Directions for this task: Write out each line from the data below that includes the word "Reviewed".

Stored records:
#####
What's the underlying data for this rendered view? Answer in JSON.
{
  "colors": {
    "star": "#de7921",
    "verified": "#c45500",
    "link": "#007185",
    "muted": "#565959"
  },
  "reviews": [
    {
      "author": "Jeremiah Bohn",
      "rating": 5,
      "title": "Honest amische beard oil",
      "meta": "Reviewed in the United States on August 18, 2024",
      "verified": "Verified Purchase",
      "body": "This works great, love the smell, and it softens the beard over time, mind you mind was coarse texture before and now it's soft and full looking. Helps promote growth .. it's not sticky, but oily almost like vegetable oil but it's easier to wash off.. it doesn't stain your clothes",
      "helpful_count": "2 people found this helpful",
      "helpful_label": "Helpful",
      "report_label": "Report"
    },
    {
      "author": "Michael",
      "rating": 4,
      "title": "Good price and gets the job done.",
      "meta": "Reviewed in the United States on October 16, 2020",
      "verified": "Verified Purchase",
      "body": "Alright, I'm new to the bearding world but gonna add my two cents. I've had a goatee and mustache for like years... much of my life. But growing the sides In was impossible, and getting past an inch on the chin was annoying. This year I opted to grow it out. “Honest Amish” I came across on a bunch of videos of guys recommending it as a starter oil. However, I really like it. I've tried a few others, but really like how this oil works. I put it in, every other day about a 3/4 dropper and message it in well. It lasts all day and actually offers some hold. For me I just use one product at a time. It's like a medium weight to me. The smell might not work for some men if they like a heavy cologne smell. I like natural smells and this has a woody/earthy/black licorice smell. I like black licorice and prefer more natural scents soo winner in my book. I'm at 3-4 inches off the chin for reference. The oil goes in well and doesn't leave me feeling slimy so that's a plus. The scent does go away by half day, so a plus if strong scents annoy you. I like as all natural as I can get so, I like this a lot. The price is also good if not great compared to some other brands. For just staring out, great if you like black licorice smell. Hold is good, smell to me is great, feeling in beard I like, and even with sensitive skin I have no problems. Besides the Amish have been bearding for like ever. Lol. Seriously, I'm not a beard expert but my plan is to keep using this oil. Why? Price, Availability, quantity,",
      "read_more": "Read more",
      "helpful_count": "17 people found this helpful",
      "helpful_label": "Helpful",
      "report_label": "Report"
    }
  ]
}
#####
Result:
      "meta": "Reviewed in the United States on August 18, 2024",
      "meta": "Reviewed in the United States on October 16, 2020",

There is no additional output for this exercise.